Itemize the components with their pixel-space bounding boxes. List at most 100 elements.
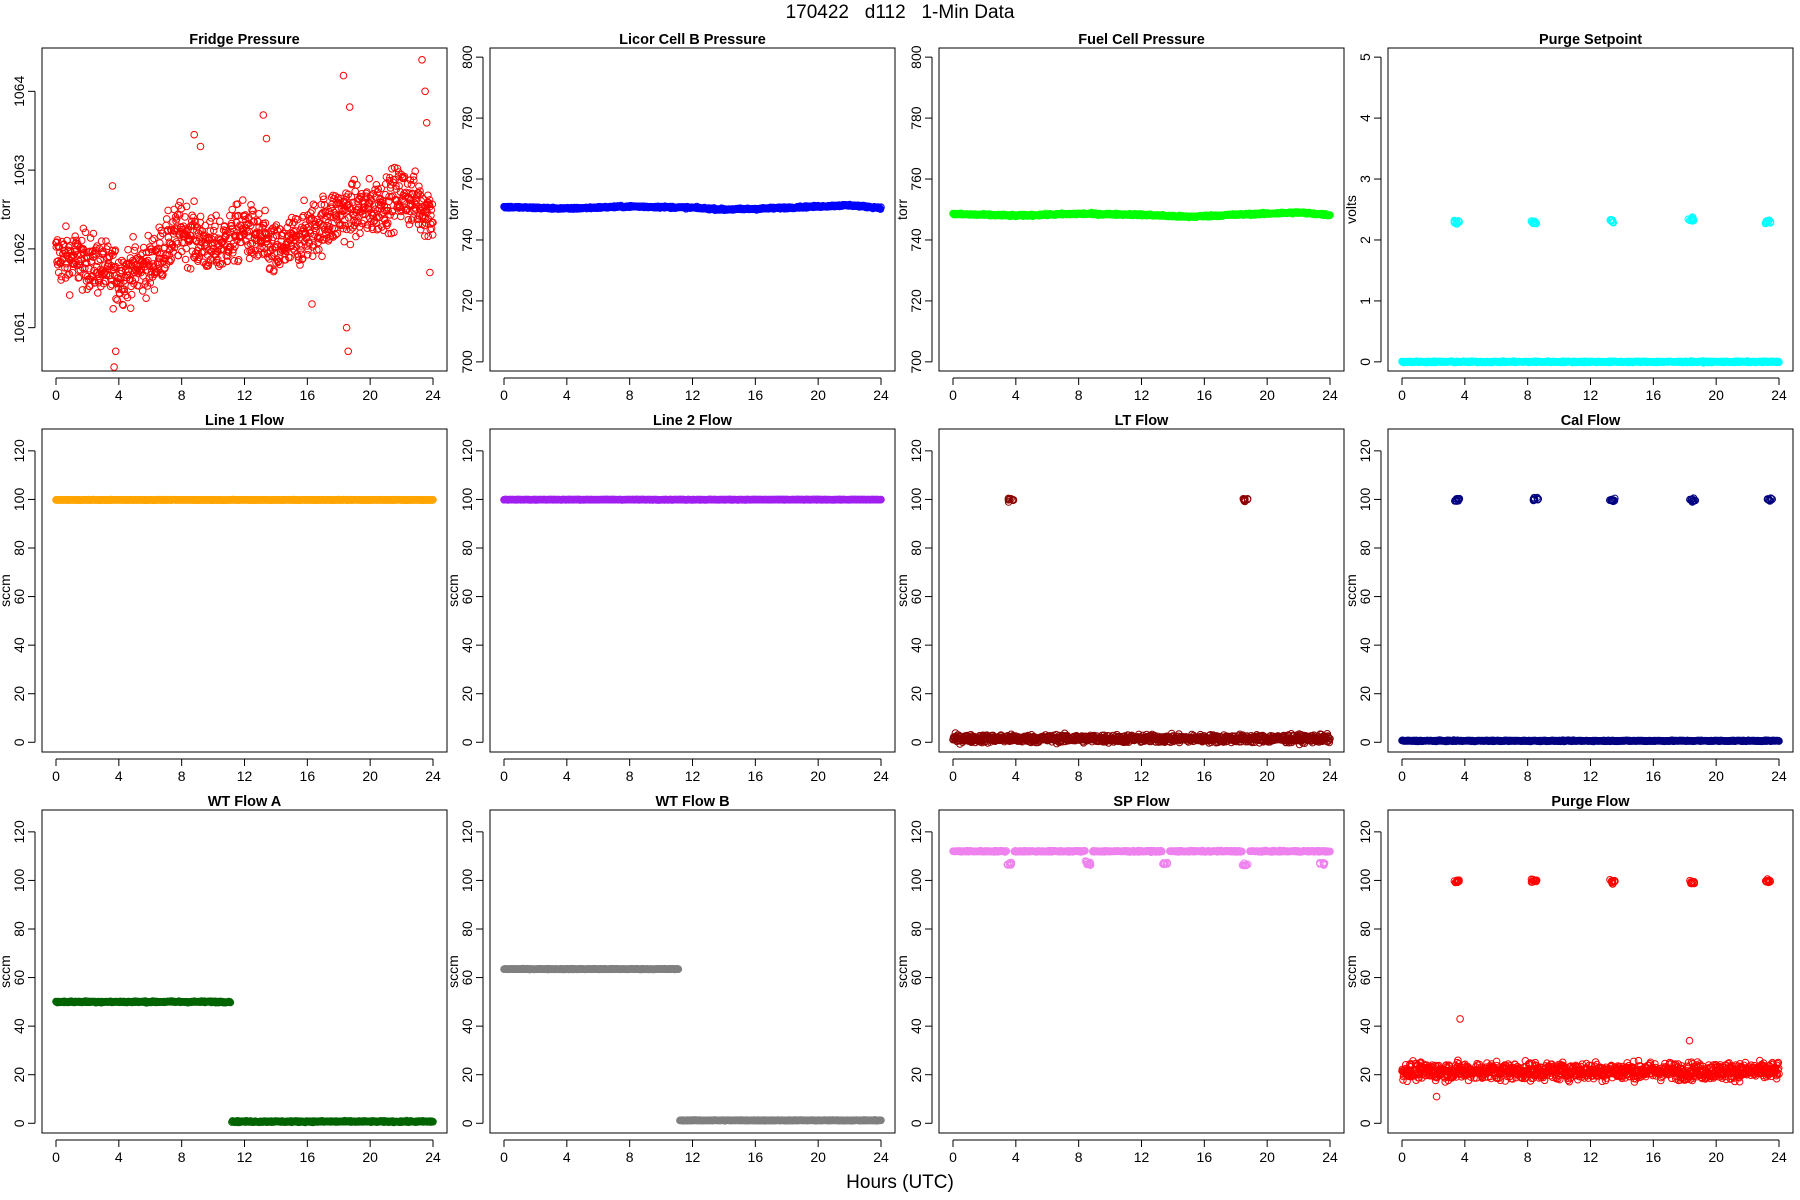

* * *

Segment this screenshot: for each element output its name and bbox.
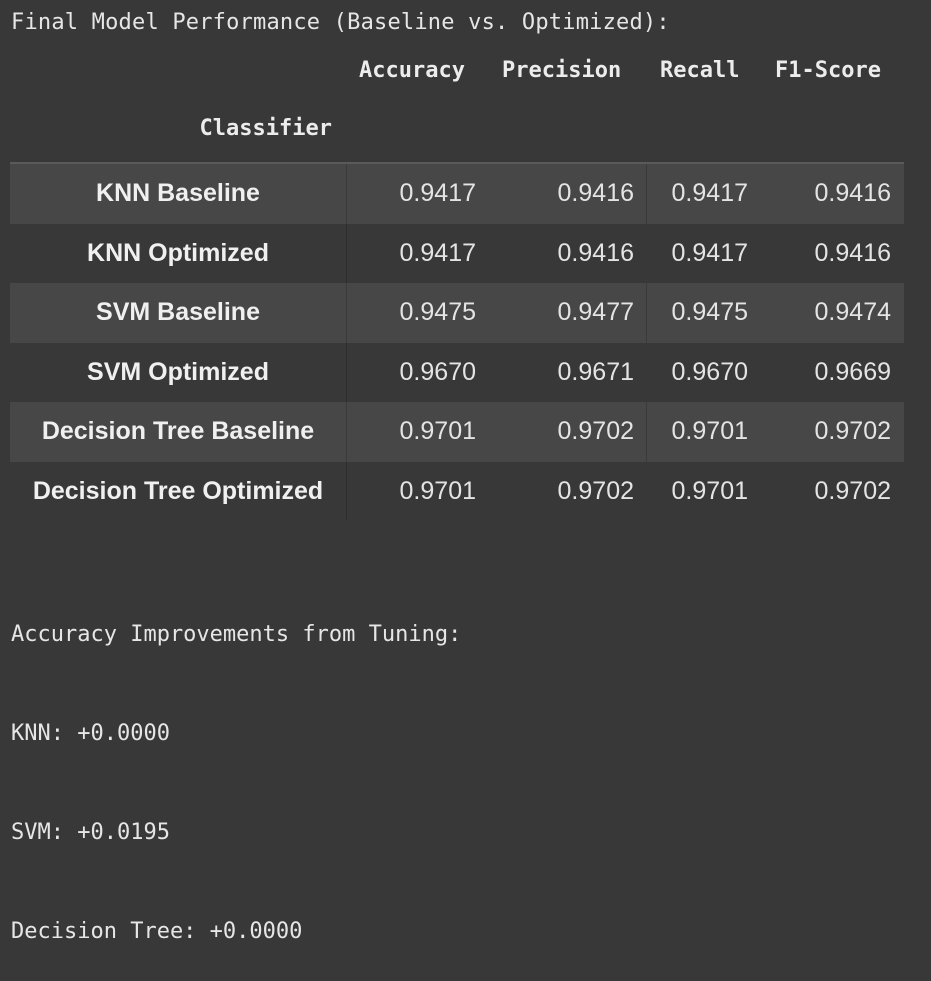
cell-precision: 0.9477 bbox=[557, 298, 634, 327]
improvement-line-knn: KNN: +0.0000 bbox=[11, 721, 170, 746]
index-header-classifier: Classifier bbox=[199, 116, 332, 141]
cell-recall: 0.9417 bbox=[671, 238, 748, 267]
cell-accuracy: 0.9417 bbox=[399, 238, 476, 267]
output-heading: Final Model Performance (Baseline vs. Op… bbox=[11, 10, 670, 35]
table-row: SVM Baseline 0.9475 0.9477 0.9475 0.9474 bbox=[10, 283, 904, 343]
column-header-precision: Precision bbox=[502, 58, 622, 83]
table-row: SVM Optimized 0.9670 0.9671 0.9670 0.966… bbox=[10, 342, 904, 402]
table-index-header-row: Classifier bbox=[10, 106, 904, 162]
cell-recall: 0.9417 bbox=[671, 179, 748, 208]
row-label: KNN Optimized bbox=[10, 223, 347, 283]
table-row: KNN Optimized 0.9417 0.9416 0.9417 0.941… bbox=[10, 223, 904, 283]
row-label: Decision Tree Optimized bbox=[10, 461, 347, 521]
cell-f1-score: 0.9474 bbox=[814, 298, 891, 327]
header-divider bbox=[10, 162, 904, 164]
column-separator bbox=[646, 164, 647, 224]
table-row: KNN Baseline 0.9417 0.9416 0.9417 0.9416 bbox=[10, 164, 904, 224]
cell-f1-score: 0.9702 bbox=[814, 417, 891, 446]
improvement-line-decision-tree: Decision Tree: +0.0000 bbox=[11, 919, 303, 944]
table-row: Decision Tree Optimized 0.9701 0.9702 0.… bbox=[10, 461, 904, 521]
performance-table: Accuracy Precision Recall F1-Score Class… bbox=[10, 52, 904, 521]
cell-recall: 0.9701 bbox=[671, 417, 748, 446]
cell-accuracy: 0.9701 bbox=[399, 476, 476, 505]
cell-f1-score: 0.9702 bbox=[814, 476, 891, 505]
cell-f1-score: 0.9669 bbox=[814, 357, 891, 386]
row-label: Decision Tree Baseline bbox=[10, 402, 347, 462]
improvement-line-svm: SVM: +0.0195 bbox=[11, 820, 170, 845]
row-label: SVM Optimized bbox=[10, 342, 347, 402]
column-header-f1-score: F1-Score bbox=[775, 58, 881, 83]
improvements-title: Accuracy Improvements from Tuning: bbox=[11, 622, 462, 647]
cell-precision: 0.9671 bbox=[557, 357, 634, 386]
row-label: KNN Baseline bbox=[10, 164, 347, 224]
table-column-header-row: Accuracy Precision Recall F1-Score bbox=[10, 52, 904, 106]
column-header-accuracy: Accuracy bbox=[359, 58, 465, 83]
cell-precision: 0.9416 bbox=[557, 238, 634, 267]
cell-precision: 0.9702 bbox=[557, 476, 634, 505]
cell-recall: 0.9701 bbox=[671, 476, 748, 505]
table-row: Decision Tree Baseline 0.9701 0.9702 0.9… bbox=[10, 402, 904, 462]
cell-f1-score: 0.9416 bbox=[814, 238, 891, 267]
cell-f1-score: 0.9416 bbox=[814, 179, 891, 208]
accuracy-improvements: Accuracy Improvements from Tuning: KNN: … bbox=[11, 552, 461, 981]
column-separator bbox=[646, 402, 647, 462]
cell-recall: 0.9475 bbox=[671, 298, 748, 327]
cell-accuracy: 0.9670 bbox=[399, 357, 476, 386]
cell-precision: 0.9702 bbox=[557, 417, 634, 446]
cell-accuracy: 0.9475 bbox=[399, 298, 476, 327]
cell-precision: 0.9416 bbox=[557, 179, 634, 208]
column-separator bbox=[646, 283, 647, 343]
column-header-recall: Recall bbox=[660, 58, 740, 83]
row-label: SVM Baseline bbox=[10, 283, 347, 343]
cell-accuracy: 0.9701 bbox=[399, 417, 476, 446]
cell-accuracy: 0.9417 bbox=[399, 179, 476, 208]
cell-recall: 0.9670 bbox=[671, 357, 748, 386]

■ **Task brief**
Return the rows above from the line containing "Segment this screenshot: for" through the line containing "cell-accuracy: 0.9417 bbox=[399, 238, 476, 267]", word for word, with the pictures left out.

■ **Solution for this exercise**
Segment this screenshot: for each element output its name and bbox.
cell-precision: 0.9477 bbox=[557, 298, 634, 327]
improvement-line-knn: KNN: +0.0000 bbox=[11, 721, 170, 746]
index-header-classifier: Classifier bbox=[199, 116, 332, 141]
cell-recall: 0.9417 bbox=[671, 238, 748, 267]
cell-accuracy: 0.9417 bbox=[399, 238, 476, 267]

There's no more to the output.